● **PROBLEM DETAILS**
Tally the lines that hold the string "years", and reply with the count alone.

[Data records]
********************

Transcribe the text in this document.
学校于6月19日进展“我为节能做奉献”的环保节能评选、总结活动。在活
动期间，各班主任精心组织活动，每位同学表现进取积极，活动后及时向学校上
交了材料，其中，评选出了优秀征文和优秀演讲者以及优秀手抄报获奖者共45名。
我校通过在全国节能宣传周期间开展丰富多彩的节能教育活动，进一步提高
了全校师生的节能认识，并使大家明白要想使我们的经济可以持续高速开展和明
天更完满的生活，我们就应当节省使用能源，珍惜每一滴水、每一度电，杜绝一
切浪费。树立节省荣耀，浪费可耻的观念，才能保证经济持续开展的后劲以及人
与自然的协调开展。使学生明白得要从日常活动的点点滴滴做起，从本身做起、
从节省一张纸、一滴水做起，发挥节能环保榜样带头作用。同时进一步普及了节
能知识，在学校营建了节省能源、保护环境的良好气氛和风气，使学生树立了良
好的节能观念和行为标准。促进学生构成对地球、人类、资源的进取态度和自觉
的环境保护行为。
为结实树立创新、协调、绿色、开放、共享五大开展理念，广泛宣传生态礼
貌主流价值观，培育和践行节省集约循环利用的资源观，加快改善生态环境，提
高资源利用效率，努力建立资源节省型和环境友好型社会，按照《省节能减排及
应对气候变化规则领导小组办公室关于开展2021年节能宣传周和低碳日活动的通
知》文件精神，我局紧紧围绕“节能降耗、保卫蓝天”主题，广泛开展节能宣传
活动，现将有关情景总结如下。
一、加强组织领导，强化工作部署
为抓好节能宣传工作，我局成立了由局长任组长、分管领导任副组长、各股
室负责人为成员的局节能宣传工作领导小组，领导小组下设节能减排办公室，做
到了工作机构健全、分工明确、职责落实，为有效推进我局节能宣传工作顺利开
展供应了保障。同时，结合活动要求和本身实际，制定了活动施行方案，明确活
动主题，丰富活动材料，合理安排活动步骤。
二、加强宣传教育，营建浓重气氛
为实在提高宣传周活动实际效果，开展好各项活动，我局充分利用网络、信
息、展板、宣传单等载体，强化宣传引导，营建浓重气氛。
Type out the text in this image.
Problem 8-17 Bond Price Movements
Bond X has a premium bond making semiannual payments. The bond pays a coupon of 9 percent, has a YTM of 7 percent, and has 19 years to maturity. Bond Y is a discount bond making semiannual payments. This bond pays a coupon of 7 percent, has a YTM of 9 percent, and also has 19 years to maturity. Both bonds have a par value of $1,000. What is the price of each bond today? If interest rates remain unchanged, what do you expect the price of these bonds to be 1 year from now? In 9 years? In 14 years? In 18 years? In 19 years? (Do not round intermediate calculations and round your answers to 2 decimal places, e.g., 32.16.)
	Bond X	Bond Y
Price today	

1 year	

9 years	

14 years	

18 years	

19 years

********************

● **CORRECT RESPONSE**
5